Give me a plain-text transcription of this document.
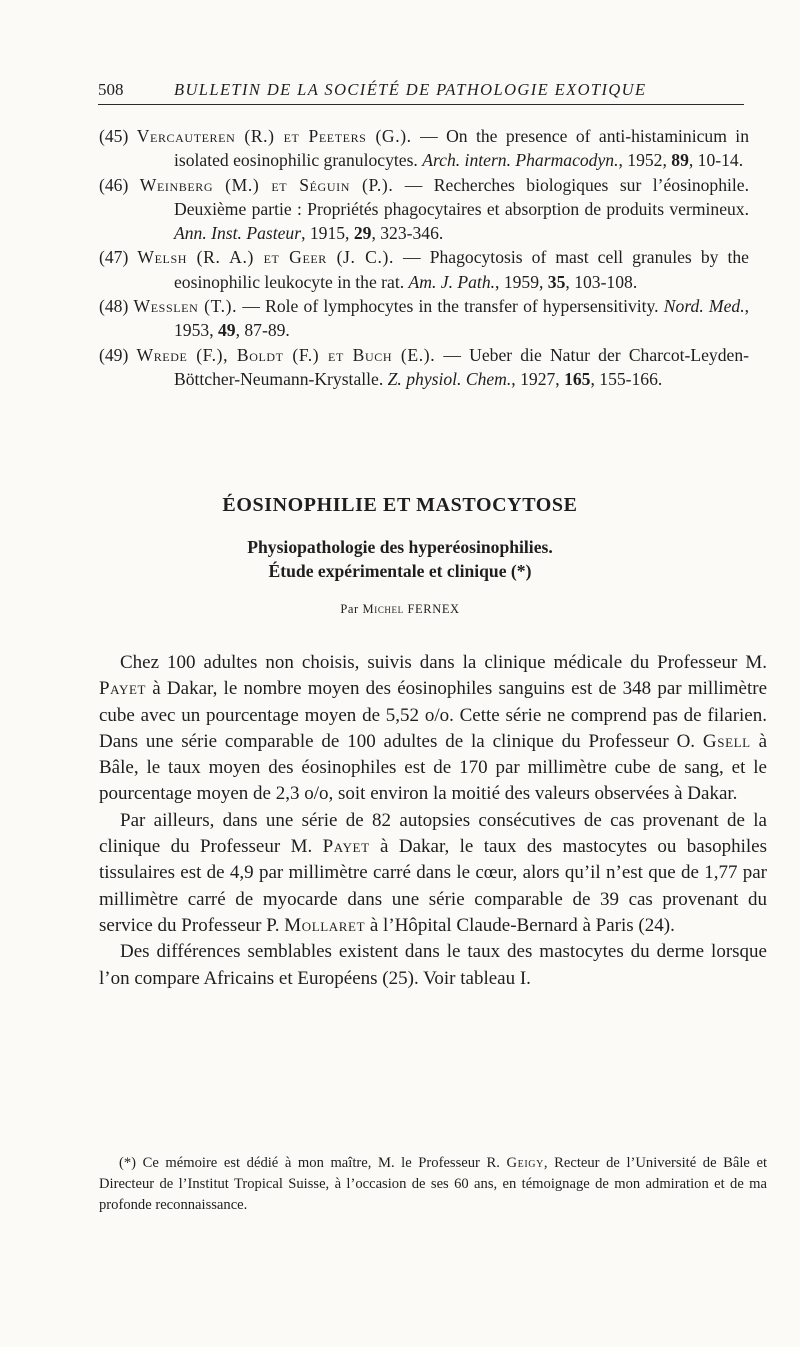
508	BULLETIN DE LA SOCIÉTÉ DE PATHOLOGIE EXOTIQUE
(45) Vercauteren (R.) et Peeters (G.). — On the presence of anti-histaminicum in isolated eosinophilic granulocytes. Arch. intern. Pharmacodyn., 1952, 89, 10-14.
(46) Weinberg (M.) et Séguin (P.). — Recherches biologiques sur l’éosinophile. Deuxième partie : Propriétés phagocytaires et absorption de produits vermineux. Ann. Inst. Pasteur, 1915, 29, 323-346.
(47) Welsh (R. A.) et Geer (J. C.). — Phagocytosis of mast cell granules by the eosinophilic leukocyte in the rat. Am. J. Path., 1959, 35, 103-108.
(48) Wesslen (T.). — Role of lymphocytes in the transfer of hypersensitivity. Nord. Med., 1953, 49, 87-89.
(49) Wrede (F.), Boldt (F.) et Buch (E.). — Ueber die Natur der Charcot-Leyden-Böttcher-Neumann-Krystalle. Z. physiol. Chem., 1927, 165, 155-166.
ÉOSINOPHILIE ET MASTOCYTOSE
Physiopathologie des hyperéosinophilies.
Étude expérimentale et clinique (*)

Par Michel FERNEX

Chez 100 adultes non choisis, suivis dans la clinique médicale du Professeur M. Payet à Dakar, le nombre moyen des éosinophiles sanguins est de 348 par millimètre cube avec un pourcentage moyen de 5,52 o/o. Cette série ne comprend pas de filarien. Dans une série comparable de 100 adultes de la clinique du Professeur O. Gsell à Bâle, le taux moyen des éosinophiles est de 170 par millimètre cube de sang, et le pourcentage moyen de 2,3 o/o, soit environ la moitié des valeurs observées à Dakar.

Par ailleurs, dans une série de 82 autopsies consécutives de cas provenant de la clinique du Professeur M. Payet à Dakar, le taux des mastocytes ou basophiles tissulaires est de 4,9 par millimètre carré dans le cœur, alors qu’il n’est que de 1,77 par millimètre carré de myocarde dans une série comparable de 39 cas provenant du service du Professeur P. Mollaret à l’Hôpital Claude-Bernard à Paris (24).

Des différences semblables existent dans le taux des mastocytes du derme lorsque l’on compare Africains et Européens (25). Voir tableau I.

(*) Ce mémoire est dédié à mon maître, M. le Professeur R. Geigy, Recteur de l’Université de Bâle et Directeur de l’Institut Tropical Suisse, à l’occasion de ses 60 ans, en témoignage de mon admiration et de ma profonde reconnaissance.
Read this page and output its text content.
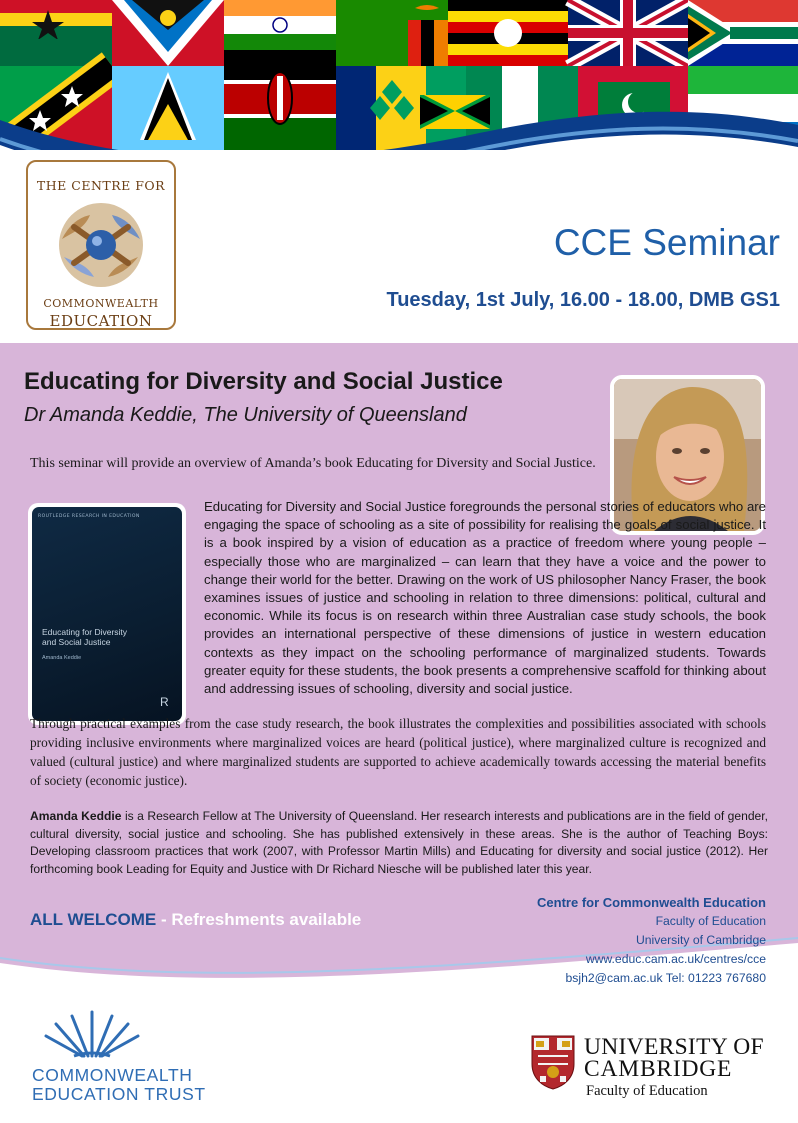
THE CENTRE FOR
COMMONWEALTH
EDUCATION
CCE Seminar
Tuesday, 1st July, 16.00 - 18.00, DMB GS1
Educating for Diversity and Social Justice
Dr Amanda Keddie, The University of Queensland
This seminar will provide an overview of Amanda’s book Educating for Diversity and Social Justice.
ROUTLEDGE RESEARCH IN EDUCATION
Educating for Diversity
and Social Justice
Amanda Keddie
R
Educating for Diversity and Social Justice foregrounds the personal stories of educators who are engaging the space of schooling as a site of possibility for realising the goals of social justice. It is a book inspired by a vision of education as a practice of freedom where young people – especially those who are marginalized – can learn that they have a voice and the power to change their world for the better. Drawing on the work of US philosopher Nancy Fraser, the book examines issues of justice and schooling in relation to three dimensions: political, cultural and economic. While its focus is on research within three Australian case study schools, the book provides an international perspective of these dimensions of justice in western education contexts as they impact on the schooling performance of marginalized students. Towards greater equity for these students, the book presents a comprehensive scaffold for thinking about and addressing issues of schooling, diversity and social justice.
Through practical examples from the case study research, the book illustrates the complexities and possibilities associated with schools providing inclusive environments where marginalized voices are heard (political justice), where marginalized culture is recognized and valued (cultural justice) and where marginalized students are supported to achieve academically towards accessing the material benefits of society (economic justice).
Amanda Keddie is a Research Fellow at The University of Queensland. Her research interests and publications are in the field of gender, cultural diversity, social justice and schooling. She has published extensively in these areas. She is the author of Teaching Boys: Developing classroom practices that work (2007, with Professor Martin Mills) and Educating for diversity and social justice (2012). Her forthcoming book Leading for Equity and Justice with Dr Richard Niesche will be published later this year.
ALL WELCOME - Refreshments available
Centre for Commonwealth Education
Faculty of Education
University of Cambridge
www.educ.cam.ac.uk/centres/cce
bsjh2@cam.ac.uk Tel: 01223 767680
COMMONWEALTH
EDUCATION TRUST
UNIVERSITY OF
CAMBRIDGE
Faculty of Education
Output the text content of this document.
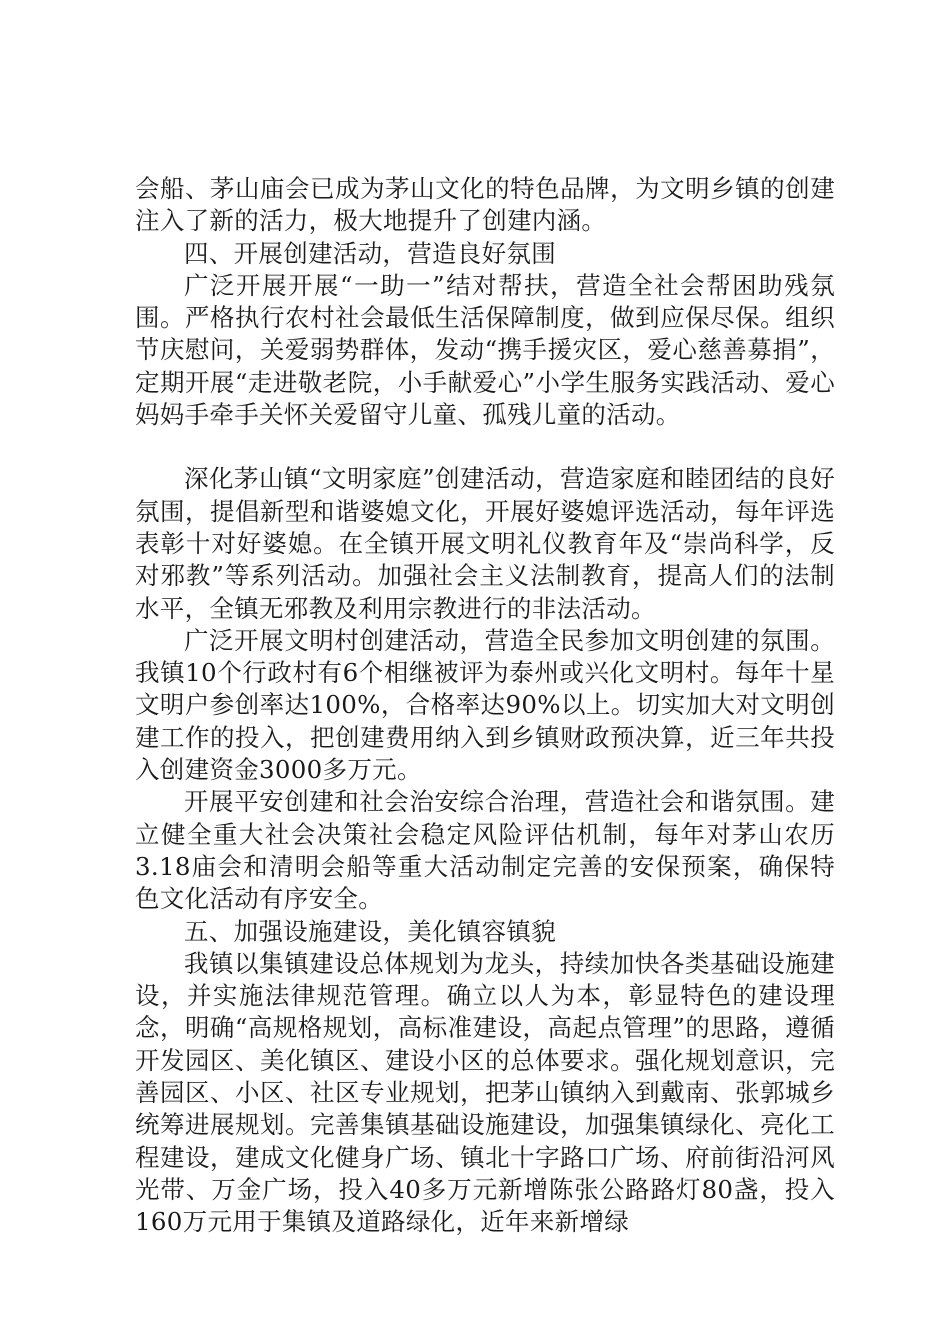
会船、茅山庙会已成为茅山文化的特色品牌，为文明乡镇的创建注入了新的活力，极大地提升了创建内涵。

四、开展创建活动，营造良好氛围

广泛开展开展“一助一”结对帮扶，营造全社会帮困助残氛围。严格执行农村社会最低生活保障制度，做到应保尽保。组织节庆慰问，关爱弱势群体，发动“携手援灾区，爱心慈善募捐”，定期开展“走进敬老院，小手献爱心”小学生服务实践活动、爱心妈妈手牵手关怀关爱留守儿童、孤残儿童的活动。

深化茅山镇“文明家庭”创建活动，营造家庭和睦团结的良好氛围，提倡新型和谐婆媳文化，开展好婆媳评选活动，每年评选表彰十对好婆媳。在全镇开展文明礼仪教育年及“崇尚科学，反对邪教”等系列活动。加强社会主义法制教育，提高人们的法制水平，全镇无邪教及利用宗教进行的非法活动。

广泛开展文明村创建活动，营造全民参加文明创建的氛围。我镇10个行政村有6个相继被评为泰州或兴化文明村。每年十星文明户参创率达100%，合格率达90%以上。切实加大对文明创建工作的投入，把创建费用纳入到乡镇财政预决算，近三年共投入创建资金3000多万元。

开展平安创建和社会治安综合治理，营造社会和谐氛围。建立健全重大社会决策社会稳定风险评估机制，每年对茅山农历3.18庙会和清明会船等重大活动制定完善的安保预案，确保特色文化活动有序安全。

五、加强设施建设，美化镇容镇貌

我镇以集镇建设总体规划为龙头，持续加快各类基础设施建设，并实施法律规范管理。确立以人为本，彰显特色的建设理念，明确“高规格规划，高标准建设，高起点管理”的思路，遵循开发园区、美化镇区、建设小区的总体要求。强化规划意识，完善园区、小区、社区专业规划，把茅山镇纳入到戴南、张郭城乡统筹进展规划。完善集镇基础设施建设，加强集镇绿化、亮化工程建设，建成文化健身广场、镇北十字路口广场、府前街沿河风光带、万金广场，投入40多万元新增陈张公路路灯80盏，投入160万元用于集镇及道路绿化，近年来新增绿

* _Given instruction_
Gather each line that holds "dans".

* _Reply to the task_
Chez 100 adultes non choisis, suivis dans la clinique médicale du Professeur M. Payet à Dakar, le nombre moyen des éosinophiles sanguins est de 348 par millimètre cube avec un pourcentage moyen de 5,52 o/o. Cette série ne comprend pas de filarien. Dans une série comparable de 100 adultes de la clinique du Professeur O. Gsell à Bâle, le taux moyen des éosinophiles est de 170 par millimètre cube de sang, et le pourcentage moyen de 2,3 o/o, soit environ la moitié des valeurs observées à Dakar.
Par ailleurs, dans une série de 82 autopsies consécutives de cas provenant de la clinique du Professeur M. Payet à Dakar, le taux des mastocytes ou basophiles tissulaires est de 4,9 par millimètre carré dans le cœur, alors qu’il n’est que de 1,77 par millimètre carré de myocarde dans une série comparable de 39 cas provenant du service du Professeur P. Mollaret à l’Hôpital Claude-Bernard à Paris (24).
Des différences semblables existent dans le taux des mastocytes du derme lorsque l’on compare Africains et Européens (25). Voir tableau I.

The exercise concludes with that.